RAW RECORDS:
************

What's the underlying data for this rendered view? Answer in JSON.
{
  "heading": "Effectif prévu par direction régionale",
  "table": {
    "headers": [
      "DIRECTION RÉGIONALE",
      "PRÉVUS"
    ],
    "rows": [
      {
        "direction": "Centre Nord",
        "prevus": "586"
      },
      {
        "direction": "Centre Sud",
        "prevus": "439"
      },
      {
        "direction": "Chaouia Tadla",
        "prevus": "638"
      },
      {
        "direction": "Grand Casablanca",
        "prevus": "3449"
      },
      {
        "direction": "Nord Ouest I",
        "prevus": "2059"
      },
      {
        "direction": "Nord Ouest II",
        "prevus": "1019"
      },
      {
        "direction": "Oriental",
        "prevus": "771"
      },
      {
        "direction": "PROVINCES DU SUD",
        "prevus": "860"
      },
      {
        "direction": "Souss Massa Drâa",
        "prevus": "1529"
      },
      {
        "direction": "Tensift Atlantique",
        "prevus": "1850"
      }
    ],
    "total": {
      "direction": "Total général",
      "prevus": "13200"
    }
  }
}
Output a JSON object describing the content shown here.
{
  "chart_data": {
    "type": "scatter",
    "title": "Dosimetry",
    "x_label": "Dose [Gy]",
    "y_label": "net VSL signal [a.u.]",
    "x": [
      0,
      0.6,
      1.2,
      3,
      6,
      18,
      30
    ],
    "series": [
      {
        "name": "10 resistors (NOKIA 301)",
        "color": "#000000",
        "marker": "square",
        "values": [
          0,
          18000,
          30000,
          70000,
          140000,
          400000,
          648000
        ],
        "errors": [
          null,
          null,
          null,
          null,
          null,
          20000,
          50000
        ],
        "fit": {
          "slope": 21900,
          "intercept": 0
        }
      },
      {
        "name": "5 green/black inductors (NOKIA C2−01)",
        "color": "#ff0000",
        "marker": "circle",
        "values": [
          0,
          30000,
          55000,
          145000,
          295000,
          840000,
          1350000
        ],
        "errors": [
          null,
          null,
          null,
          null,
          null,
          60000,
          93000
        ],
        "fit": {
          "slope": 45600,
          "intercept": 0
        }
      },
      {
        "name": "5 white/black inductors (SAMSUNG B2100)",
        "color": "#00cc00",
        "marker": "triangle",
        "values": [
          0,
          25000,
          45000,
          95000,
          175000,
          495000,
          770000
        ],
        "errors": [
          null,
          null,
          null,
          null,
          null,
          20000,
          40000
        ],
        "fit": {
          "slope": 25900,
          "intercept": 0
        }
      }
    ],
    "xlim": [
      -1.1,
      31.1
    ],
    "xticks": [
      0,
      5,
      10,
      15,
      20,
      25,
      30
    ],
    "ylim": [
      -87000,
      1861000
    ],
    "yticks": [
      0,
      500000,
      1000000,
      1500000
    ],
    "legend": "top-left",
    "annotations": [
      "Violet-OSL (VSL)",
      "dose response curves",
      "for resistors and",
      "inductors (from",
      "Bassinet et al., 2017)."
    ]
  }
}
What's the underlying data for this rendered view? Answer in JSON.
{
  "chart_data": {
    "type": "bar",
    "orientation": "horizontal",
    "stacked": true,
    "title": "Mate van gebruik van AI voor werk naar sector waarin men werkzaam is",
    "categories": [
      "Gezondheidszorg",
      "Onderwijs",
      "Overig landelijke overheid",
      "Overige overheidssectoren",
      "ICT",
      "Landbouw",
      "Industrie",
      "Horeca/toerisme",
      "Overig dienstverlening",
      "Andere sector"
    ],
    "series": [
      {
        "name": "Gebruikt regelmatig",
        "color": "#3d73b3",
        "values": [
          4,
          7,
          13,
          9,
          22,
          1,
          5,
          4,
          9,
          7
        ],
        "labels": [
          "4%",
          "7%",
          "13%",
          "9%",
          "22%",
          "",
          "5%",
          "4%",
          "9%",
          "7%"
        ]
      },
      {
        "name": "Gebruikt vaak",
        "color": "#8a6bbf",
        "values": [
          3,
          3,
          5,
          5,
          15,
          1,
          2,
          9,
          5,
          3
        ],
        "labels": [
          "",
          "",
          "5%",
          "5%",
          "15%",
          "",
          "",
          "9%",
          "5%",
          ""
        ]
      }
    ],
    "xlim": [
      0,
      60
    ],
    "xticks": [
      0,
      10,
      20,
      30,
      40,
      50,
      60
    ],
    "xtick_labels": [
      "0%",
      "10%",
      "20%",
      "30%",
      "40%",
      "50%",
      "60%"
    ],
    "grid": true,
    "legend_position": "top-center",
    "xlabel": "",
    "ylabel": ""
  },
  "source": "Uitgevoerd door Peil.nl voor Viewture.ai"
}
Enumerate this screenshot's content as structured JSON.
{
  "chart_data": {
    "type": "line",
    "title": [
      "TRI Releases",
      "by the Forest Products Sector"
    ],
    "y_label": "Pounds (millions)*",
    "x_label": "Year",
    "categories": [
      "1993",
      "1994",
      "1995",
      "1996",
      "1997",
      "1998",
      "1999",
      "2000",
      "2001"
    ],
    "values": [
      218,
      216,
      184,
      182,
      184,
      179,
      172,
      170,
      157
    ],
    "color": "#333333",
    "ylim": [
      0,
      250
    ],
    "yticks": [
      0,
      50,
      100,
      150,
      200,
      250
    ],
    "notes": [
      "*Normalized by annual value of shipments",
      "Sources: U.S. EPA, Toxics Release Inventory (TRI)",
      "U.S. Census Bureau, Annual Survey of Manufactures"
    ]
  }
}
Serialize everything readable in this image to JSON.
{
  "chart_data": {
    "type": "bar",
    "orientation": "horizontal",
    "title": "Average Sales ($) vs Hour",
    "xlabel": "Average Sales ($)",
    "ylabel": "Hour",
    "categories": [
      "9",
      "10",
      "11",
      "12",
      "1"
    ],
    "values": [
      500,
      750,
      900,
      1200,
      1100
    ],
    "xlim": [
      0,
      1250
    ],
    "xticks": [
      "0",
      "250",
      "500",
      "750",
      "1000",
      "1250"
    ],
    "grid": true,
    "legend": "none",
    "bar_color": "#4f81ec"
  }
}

************

TO BE DONE: Repeat the material word for word, in full.

COMPLETED TASK:
What's the underlying data for this rendered view? Answer in JSON.
{
  "heading": "Effectif prévu par direction régionale",
  "table": {
    "headers": [
      "DIRECTION RÉGIONALE",
      "PRÉVUS"
    ],
    "rows": [
      {
        "direction": "Centre Nord",
        "prevus": "586"
      },
      {
        "direction": "Centre Sud",
        "prevus": "439"
      },
      {
        "direction": "Chaouia Tadla",
        "prevus": "638"
      },
      {
        "direction": "Grand Casablanca",
        "prevus": "3449"
      },
      {
        "direction": "Nord Ouest I",
        "prevus": "2059"
      },
      {
        "direction": "Nord Ouest II",
        "prevus": "1019"
      },
      {
        "direction": "Oriental",
        "prevus": "771"
      },
      {
        "direction": "PROVINCES DU SUD",
        "prevus": "860"
      },
      {
        "direction": "Souss Massa Drâa",
        "prevus": "1529"
      },
      {
        "direction": "Tensift Atlantique",
        "prevus": "1850"
      }
    ],
    "total": {
      "direction": "Total général",
      "prevus": "13200"
    }
  }
}
Output a JSON object describing the content shown here.
{
  "chart_data": {
    "type": "scatter",
    "title": "Dosimetry",
    "x_label": "Dose [Gy]",
    "y_label": "net VSL signal [a.u.]",
    "x": [
      0,
      0.6,
      1.2,
      3,
      6,
      18,
      30
    ],
    "series": [
      {
        "name": "10 resistors (NOKIA 301)",
        "color": "#000000",
        "marker": "square",
        "values": [
          0,
          18000,
          30000,
          70000,
          140000,
          400000,
          648000
        ],
        "errors": [
          null,
          null,
          null,
          null,
          null,
          20000,
          50000
        ],
        "fit": {
          "slope": 21900,
          "intercept": 0
        }
      },
      {
        "name": "5 green/black inductors (NOKIA C2−01)",
        "color": "#ff0000",
        "marker": "circle",
        "values": [
          0,
          30000,
          55000,
          145000,
          295000,
          840000,
          1350000
        ],
        "errors": [
          null,
          null,
          null,
          null,
          null,
          60000,
          93000
        ],
        "fit": {
          "slope": 45600,
          "intercept": 0
        }
      },
      {
        "name": "5 white/black inductors (SAMSUNG B2100)",
        "color": "#00cc00",
        "marker": "triangle",
        "values": [
          0,
          25000,
          45000,
          95000,
          175000,
          495000,
          770000
        ],
        "errors": [
          null,
          null,
          null,
          null,
          null,
          20000,
          40000
        ],
        "fit": {
          "slope": 25900,
          "intercept": 0
        }
      }
    ],
    "xlim": [
      -1.1,
      31.1
    ],
    "xticks": [
      0,
      5,
      10,
      15,
      20,
      25,
      30
    ],
    "ylim": [
      -87000,
      1861000
    ],
    "yticks": [
      0,
      500000,
      1000000,
      1500000
    ],
    "legend": "top-left",
    "annotations": [
      "Violet-OSL (VSL)",
      "dose response curves",
      "for resistors and",
      "inductors (from",
      "Bassinet et al., 2017)."
    ]
  }
}
What's the underlying data for this rendered view? Answer in JSON.
{
  "chart_data": {
    "type": "bar",
    "orientation": "horizontal",
    "stacked": true,
    "title": "Mate van gebruik van AI voor werk naar sector waarin men werkzaam is",
    "categories": [
      "Gezondheidszorg",
      "Onderwijs",
      "Overig landelijke overheid",
      "Overige overheidssectoren",
      "ICT",
      "Landbouw",
      "Industrie",
      "Horeca/toerisme",
      "Overig dienstverlening",
      "Andere sector"
    ],
    "series": [
      {
        "name": "Gebruikt regelmatig",
        "color": "#3d73b3",
        "values": [
          4,
          7,
          13,
          9,
          22,
          1,
          5,
          4,
          9,
          7
        ],
        "labels": [
          "4%",
          "7%",
          "13%",
          "9%",
          "22%",
          "",
          "5%",
          "4%",
          "9%",
          "7%"
        ]
      },
      {
        "name": "Gebruikt vaak",
        "color": "#8a6bbf",
        "values": [
          3,
          3,
          5,
          5,
          15,
          1,
          2,
          9,
          5,
          3
        ],
        "labels": [
          "",
          "",
          "5%",
          "5%",
          "15%",
          "",
          "",
          "9%",
          "5%",
          ""
        ]
      }
    ],
    "xlim": [
      0,
      60
    ],
    "xticks": [
      0,
      10,
      20,
      30,
      40,
      50,
      60
    ],
    "xtick_labels": [
      "0%",
      "10%",
      "20%",
      "30%",
      "40%",
      "50%",
      "60%"
    ],
    "grid": true,
    "legend_position": "top-center",
    "xlabel": "",
    "ylabel": ""
  },
  "source": "Uitgevoerd door Peil.nl voor Viewture.ai"
}
Enumerate this screenshot's content as structured JSON.
{
  "chart_data": {
    "type": "line",
    "title": [
      "TRI Releases",
      "by the Forest Products Sector"
    ],
    "y_label": "Pounds (millions)*",
    "x_label": "Year",
    "categories": [
      "1993",
      "1994",
      "1995",
      "1996",
      "1997",
      "1998",
      "1999",
      "2000",
      "2001"
    ],
    "values": [
      218,
      216,
      184,
      182,
      184,
      179,
      172,
      170,
      157
    ],
    "color": "#333333",
    "ylim": [
      0,
      250
    ],
    "yticks": [
      0,
      50,
      100,
      150,
      200,
      250
    ],
    "notes": [
      "*Normalized by annual value of shipments",
      "Sources: U.S. EPA, Toxics Release Inventory (TRI)",
      "U.S. Census Bureau, Annual Survey of Manufactures"
    ]
  }
}
Serialize everything readable in this image to JSON.
{
  "chart_data": {
    "type": "bar",
    "orientation": "horizontal",
    "title": "Average Sales ($) vs Hour",
    "xlabel": "Average Sales ($)",
    "ylabel": "Hour",
    "categories": [
      "9",
      "10",
      "11",
      "12",
      "1"
    ],
    "values": [
      500,
      750,
      900,
      1200,
      1100
    ],
    "xlim": [
      0,
      1250
    ],
    "xticks": [
      "0",
      "250",
      "500",
      "750",
      "1000",
      "1250"
    ],
    "grid": true,
    "legend": "none",
    "bar_color": "#4f81ec"
  }
}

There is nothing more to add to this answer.